◆ **Task instructions**: Word for word, repeat the data that follows. Do not include the pictures.

**** Material shown ****

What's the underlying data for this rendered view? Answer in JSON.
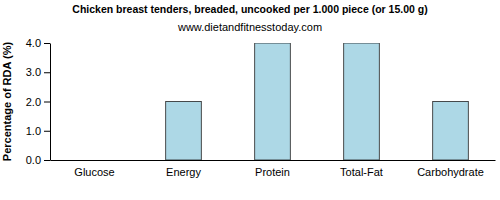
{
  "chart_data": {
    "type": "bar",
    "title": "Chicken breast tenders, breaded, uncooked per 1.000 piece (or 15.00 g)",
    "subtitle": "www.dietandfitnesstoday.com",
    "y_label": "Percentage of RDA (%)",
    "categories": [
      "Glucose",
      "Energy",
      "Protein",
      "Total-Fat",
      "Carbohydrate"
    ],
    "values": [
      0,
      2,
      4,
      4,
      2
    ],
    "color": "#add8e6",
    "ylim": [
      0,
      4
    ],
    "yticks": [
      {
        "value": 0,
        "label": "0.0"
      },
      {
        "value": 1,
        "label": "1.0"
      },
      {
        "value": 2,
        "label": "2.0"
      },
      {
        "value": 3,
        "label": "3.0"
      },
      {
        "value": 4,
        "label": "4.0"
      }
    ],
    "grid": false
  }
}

****

◆ **Your solution**:
What's the underlying data for this rendered view? Answer in JSON.
{
  "chart_data": {
    "type": "bar",
    "title": "Chicken breast tenders, breaded, uncooked per 1.000 piece (or 15.00 g)",
    "subtitle": "www.dietandfitnesstoday.com",
    "y_label": "Percentage of RDA (%)",
    "categories": [
      "Glucose",
      "Energy",
      "Protein",
      "Total-Fat",
      "Carbohydrate"
    ],
    "values": [
      0,
      2,
      4,
      4,
      2
    ],
    "color": "#add8e6",
    "ylim": [
      0,
      4
    ],
    "yticks": [
      {
        "value": 0,
        "label": "0.0"
      },
      {
        "value": 1,
        "label": "1.0"
      },
      {
        "value": 2,
        "label": "2.0"
      },
      {
        "value": 3,
        "label": "3.0"
      },
      {
        "value": 4,
        "label": "4.0"
      }
    ],
    "grid": false
  }
}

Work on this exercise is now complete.